-- Exercise directions --
Give every line back verbatim, dropping all images.

-- Data supplied --

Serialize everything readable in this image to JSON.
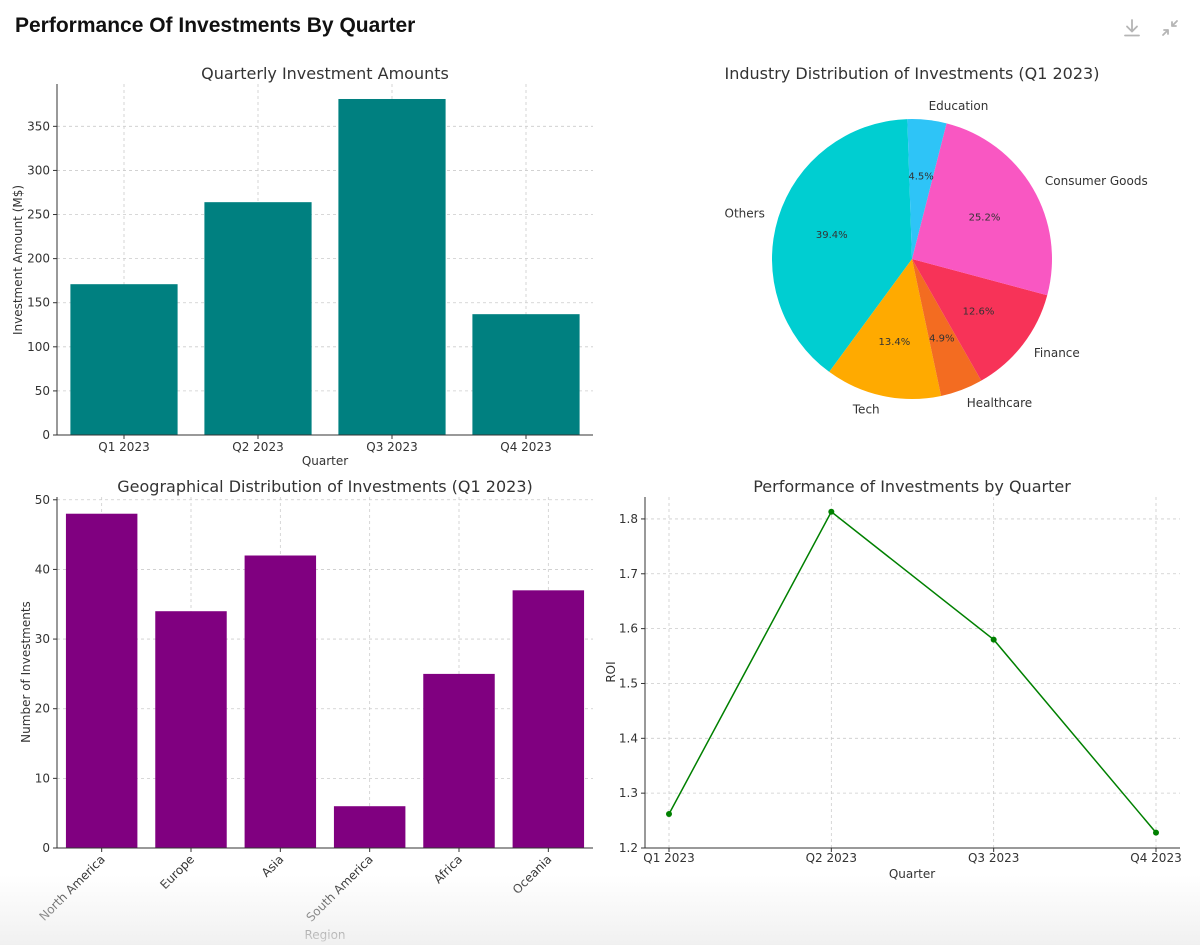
{
  "header": {
    "title": "Performance Of Investments By Quarter",
    "download_icon": "download-icon",
    "collapse_icon": "collapse-icon"
  },
  "colors": {
    "bar1": "#008080",
    "bar3": "#800080",
    "line": "#008000",
    "grid": "#cccccc",
    "axis": "#333333",
    "text": "#333333",
    "pie": [
      "#00CED1",
      "#FFAA00",
      "#F36C21",
      "#F73358",
      "#F957C2",
      "#2EC4F7"
    ]
  },
  "chart_data": [
    {
      "type": "bar",
      "title": "Quarterly Investment Amounts",
      "xlabel": "Quarter",
      "ylabel": "Investment Amount (M$)",
      "categories": [
        "Q1 2023",
        "Q2 2023",
        "Q3 2023",
        "Q4 2023"
      ],
      "values": [
        171,
        264,
        381,
        137
      ],
      "ylim": [
        0,
        398
      ],
      "yticks": [
        0,
        50,
        100,
        150,
        200,
        250,
        300,
        350
      ]
    },
    {
      "type": "pie",
      "title": "Industry Distribution of Investments (Q1 2023)",
      "labels": [
        "Others",
        "Tech",
        "Healthcare",
        "Finance",
        "Consumer Goods",
        "Education"
      ],
      "values": [
        39.4,
        13.4,
        4.9,
        12.6,
        25.2,
        4.5
      ],
      "pct_labels": [
        "39.4%",
        "13.4%",
        "4.9%",
        "12.6%",
        "25.2%",
        "4.5%"
      ]
    },
    {
      "type": "bar",
      "title": "Geographical Distribution of Investments (Q1 2023)",
      "xlabel": "Region",
      "ylabel": "Number of Investments",
      "categories": [
        "North America",
        "Europe",
        "Asia",
        "South America",
        "Africa",
        "Oceania"
      ],
      "values": [
        48,
        34,
        42,
        6,
        25,
        37
      ],
      "ylim": [
        0,
        50.4
      ],
      "yticks": [
        0,
        10,
        20,
        30,
        40,
        50
      ]
    },
    {
      "type": "line",
      "title": "Performance of Investments by Quarter",
      "xlabel": "Quarter",
      "ylabel": "ROI",
      "x": [
        "Q1 2023",
        "Q2 2023",
        "Q3 2023",
        "Q4 2023"
      ],
      "values": [
        1.262,
        1.813,
        1.58,
        1.228
      ],
      "ylim": [
        1.2,
        1.84
      ],
      "yticks": [
        "1.2",
        "1.3",
        "1.4",
        "1.5",
        "1.6",
        "1.7",
        "1.8"
      ]
    }
  ]
}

-- Finished exercise --
Serialize everything readable in this image to JSON.
{
  "header": {
    "title": "Performance Of Investments By Quarter",
    "download_icon": "download-icon",
    "collapse_icon": "collapse-icon"
  },
  "colors": {
    "bar1": "#008080",
    "bar3": "#800080",
    "line": "#008000",
    "grid": "#cccccc",
    "axis": "#333333",
    "text": "#333333",
    "pie": [
      "#00CED1",
      "#FFAA00",
      "#F36C21",
      "#F73358",
      "#F957C2",
      "#2EC4F7"
    ]
  },
  "chart_data": [
    {
      "type": "bar",
      "title": "Quarterly Investment Amounts",
      "xlabel": "Quarter",
      "ylabel": "Investment Amount (M$)",
      "categories": [
        "Q1 2023",
        "Q2 2023",
        "Q3 2023",
        "Q4 2023"
      ],
      "values": [
        171,
        264,
        381,
        137
      ],
      "ylim": [
        0,
        398
      ],
      "yticks": [
        0,
        50,
        100,
        150,
        200,
        250,
        300,
        350
      ]
    },
    {
      "type": "pie",
      "title": "Industry Distribution of Investments (Q1 2023)",
      "labels": [
        "Others",
        "Tech",
        "Healthcare",
        "Finance",
        "Consumer Goods",
        "Education"
      ],
      "values": [
        39.4,
        13.4,
        4.9,
        12.6,
        25.2,
        4.5
      ],
      "pct_labels": [
        "39.4%",
        "13.4%",
        "4.9%",
        "12.6%",
        "25.2%",
        "4.5%"
      ]
    },
    {
      "type": "bar",
      "title": "Geographical Distribution of Investments (Q1 2023)",
      "xlabel": "Region",
      "ylabel": "Number of Investments",
      "categories": [
        "North America",
        "Europe",
        "Asia",
        "South America",
        "Africa",
        "Oceania"
      ],
      "values": [
        48,
        34,
        42,
        6,
        25,
        37
      ],
      "ylim": [
        0,
        50.4
      ],
      "yticks": [
        0,
        10,
        20,
        30,
        40,
        50
      ]
    },
    {
      "type": "line",
      "title": "Performance of Investments by Quarter",
      "xlabel": "Quarter",
      "ylabel": "ROI",
      "x": [
        "Q1 2023",
        "Q2 2023",
        "Q3 2023",
        "Q4 2023"
      ],
      "values": [
        1.262,
        1.813,
        1.58,
        1.228
      ],
      "ylim": [
        1.2,
        1.84
      ],
      "yticks": [
        "1.2",
        "1.3",
        "1.4",
        "1.5",
        "1.6",
        "1.7",
        "1.8"
      ]
    }
  ]
}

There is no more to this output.